SHORT PROBLEM:
Extract every entry word for word.

-------- PROVIDED RECORDS --------

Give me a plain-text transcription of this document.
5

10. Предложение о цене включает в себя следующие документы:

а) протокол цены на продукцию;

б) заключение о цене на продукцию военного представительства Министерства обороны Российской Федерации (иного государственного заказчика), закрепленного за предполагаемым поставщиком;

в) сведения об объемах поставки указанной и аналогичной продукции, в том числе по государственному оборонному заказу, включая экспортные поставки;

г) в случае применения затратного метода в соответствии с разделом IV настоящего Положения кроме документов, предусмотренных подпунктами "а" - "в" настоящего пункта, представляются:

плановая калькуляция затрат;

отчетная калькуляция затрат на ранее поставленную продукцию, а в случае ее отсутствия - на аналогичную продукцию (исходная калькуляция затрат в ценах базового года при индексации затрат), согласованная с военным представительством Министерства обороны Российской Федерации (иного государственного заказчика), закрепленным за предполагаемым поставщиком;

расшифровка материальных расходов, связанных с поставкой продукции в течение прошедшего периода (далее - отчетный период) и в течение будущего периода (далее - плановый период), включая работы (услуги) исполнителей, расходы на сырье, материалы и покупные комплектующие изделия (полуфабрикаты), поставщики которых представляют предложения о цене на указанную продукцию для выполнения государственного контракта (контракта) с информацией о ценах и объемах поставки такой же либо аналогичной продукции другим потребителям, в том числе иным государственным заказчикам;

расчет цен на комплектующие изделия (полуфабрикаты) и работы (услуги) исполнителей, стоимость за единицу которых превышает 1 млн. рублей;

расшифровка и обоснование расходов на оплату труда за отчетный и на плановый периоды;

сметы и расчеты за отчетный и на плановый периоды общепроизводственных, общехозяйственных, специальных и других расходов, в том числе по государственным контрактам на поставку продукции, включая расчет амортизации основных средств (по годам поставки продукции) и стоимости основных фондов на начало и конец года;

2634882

--------

ANSWER:
Give me a plain-text transcription of this document.
5

10. Предложение о цене включает в себя следующие документы:

а) протокол цены на продукцию;

б) заключение о цене на продукцию военного представительства Министерства обороны Российской Федерации (иного государственного заказчика), закрепленного за предполагаемым поставщиком;

в) сведения об объемах поставки указанной и аналогичной продукции, в том числе по государственному оборонному заказу, включая экспортные поставки;

г) в случае применения затратного метода в соответствии с разделом IV настоящего Положения кроме документов, предусмотренных подпунктами "а" - "в" настоящего пункта, представляются:

плановая калькуляция затрат;

отчетная калькуляция затрат на ранее поставленную продукцию, а в случае ее отсутствия - на аналогичную продукцию (исходная калькуляция затрат в ценах базового года при индексации затрат), согласованная с военным представительством Министерства обороны Российской Федерации (иного государственного заказчика), закрепленным за предполагаемым поставщиком;

расшифровка материальных расходов, связанных с поставкой продукции в течение прошедшего периода (далее - отчетный период) и в течение будущего периода (далее - плановый период), включая работы (услуги) исполнителей, расходы на сырье, материалы и покупные комплектующие изделия (полуфабрикаты), поставщики которых представляют предложения о цене на указанную продукцию для выполнения государственного контракта (контракта) с информацией о ценах и объемах поставки такой же либо аналогичной продукции другим потребителям, в том числе иным государственным заказчикам;

расчет цен на комплектующие изделия (полуфабрикаты) и работы (услуги) исполнителей, стоимость за единицу которых превышает 1 млн. рублей;

расшифровка и обоснование расходов на оплату труда за отчетный и на плановый периоды;

сметы и расчеты за отчетный и на плановый периоды общепроизводственных, общехозяйственных, специальных и других расходов, в том числе по государственным контрактам на поставку продукции, включая расчет амортизации основных средств (по годам поставки продукции) и стоимости основных фондов на начало и конец года;

2634882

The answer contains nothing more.